Instructions for the task
Scan the listing below and copy every line holding "name".

Provided data
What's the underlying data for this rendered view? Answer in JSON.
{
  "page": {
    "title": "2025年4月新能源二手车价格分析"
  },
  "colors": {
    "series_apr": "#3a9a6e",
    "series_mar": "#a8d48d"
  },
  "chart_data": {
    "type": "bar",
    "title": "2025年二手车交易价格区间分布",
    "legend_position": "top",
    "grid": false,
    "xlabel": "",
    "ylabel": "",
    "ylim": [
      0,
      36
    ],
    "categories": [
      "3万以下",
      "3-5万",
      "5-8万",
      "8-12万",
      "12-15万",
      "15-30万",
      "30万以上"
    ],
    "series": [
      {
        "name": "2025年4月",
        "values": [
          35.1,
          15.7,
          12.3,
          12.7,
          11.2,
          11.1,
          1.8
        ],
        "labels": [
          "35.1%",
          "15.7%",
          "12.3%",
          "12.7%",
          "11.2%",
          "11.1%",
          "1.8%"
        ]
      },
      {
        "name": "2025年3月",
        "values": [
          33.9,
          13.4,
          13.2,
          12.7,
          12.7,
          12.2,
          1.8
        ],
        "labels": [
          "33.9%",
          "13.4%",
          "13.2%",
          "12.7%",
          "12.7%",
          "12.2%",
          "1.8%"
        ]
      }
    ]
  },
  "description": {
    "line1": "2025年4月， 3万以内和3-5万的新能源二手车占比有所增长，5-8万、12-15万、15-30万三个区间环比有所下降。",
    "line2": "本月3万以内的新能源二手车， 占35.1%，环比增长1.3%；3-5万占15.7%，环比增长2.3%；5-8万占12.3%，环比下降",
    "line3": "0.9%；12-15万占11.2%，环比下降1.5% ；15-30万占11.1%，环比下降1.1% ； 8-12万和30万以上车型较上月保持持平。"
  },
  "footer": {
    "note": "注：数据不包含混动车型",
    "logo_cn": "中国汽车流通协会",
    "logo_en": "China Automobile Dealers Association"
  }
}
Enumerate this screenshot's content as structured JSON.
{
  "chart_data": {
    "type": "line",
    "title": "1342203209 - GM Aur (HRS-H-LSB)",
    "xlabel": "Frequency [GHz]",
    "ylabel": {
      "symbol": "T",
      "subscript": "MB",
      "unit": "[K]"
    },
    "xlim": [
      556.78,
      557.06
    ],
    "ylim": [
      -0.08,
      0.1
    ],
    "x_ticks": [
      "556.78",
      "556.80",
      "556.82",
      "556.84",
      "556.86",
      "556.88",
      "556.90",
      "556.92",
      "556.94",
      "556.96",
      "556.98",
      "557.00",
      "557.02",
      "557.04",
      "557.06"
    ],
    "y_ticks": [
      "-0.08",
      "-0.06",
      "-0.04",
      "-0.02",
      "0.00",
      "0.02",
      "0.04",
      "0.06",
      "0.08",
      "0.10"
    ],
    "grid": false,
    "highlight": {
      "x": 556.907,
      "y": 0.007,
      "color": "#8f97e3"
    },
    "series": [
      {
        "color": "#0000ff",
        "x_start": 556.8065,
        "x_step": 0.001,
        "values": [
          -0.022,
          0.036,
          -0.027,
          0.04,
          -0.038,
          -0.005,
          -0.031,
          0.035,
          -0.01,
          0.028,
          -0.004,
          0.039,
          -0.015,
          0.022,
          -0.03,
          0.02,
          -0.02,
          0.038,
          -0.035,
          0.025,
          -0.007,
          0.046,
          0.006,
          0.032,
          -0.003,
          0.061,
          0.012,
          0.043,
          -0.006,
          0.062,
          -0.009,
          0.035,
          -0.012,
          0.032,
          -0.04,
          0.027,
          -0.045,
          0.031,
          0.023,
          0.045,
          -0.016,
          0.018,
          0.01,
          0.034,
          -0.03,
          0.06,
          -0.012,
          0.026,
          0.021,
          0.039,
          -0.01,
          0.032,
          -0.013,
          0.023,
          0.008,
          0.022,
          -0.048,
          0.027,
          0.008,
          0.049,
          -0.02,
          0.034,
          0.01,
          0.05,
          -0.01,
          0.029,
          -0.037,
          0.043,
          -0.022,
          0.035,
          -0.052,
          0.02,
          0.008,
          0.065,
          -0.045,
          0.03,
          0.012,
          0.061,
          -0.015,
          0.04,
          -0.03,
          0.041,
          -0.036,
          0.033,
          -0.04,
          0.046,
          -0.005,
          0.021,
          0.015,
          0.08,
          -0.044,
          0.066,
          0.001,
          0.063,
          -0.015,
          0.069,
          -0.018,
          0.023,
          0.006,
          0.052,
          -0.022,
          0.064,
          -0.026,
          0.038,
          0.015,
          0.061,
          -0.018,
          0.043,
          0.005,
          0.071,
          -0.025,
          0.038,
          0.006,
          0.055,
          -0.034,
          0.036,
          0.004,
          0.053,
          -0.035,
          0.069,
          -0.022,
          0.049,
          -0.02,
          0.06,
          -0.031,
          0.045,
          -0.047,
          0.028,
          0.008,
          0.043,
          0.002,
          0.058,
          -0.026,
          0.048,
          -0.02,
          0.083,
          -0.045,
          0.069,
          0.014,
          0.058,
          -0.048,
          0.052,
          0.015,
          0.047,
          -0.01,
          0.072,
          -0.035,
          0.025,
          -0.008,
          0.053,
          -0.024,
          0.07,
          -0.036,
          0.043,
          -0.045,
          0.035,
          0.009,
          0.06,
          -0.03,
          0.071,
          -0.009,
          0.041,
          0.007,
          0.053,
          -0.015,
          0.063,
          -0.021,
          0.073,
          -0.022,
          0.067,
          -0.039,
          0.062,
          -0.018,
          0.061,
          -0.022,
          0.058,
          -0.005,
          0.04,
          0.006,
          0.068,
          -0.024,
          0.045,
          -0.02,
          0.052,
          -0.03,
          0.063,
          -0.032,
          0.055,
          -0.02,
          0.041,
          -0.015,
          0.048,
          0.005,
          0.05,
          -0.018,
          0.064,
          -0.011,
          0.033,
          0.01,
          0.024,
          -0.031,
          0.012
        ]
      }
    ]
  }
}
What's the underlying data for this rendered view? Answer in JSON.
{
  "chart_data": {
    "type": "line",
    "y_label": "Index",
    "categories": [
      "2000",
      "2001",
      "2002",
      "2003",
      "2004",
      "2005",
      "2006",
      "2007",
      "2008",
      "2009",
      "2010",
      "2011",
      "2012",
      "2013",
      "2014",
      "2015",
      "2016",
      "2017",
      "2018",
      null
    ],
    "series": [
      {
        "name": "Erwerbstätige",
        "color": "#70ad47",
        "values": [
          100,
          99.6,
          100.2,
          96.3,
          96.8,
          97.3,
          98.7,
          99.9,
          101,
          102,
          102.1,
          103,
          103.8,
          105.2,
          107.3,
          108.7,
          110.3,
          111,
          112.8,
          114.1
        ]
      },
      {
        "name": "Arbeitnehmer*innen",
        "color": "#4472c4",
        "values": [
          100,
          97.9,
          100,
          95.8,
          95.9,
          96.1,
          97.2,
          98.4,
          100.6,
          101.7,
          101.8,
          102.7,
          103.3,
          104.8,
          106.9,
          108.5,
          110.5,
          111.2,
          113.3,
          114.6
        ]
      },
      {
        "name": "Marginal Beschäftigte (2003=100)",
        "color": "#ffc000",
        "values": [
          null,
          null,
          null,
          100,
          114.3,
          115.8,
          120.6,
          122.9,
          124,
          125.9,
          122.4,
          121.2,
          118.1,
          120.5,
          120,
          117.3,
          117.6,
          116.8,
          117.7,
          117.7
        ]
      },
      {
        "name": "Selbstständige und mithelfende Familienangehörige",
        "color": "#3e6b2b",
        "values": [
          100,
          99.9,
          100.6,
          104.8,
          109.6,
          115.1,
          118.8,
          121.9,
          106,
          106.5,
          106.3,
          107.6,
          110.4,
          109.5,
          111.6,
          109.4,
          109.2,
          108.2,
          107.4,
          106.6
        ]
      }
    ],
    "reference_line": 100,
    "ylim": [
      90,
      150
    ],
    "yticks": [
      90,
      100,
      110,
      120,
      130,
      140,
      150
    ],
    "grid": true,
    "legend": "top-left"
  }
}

The output
        "name": "2025年4月",
        "name": "2025年3月",
        "name": "Erwerbstätige",
        "name": "Arbeitnehmer*innen",
        "name": "Marginal Beschäftigte (2003=100)",
        "name": "Selbstständige und mithelfende Familienangehörige",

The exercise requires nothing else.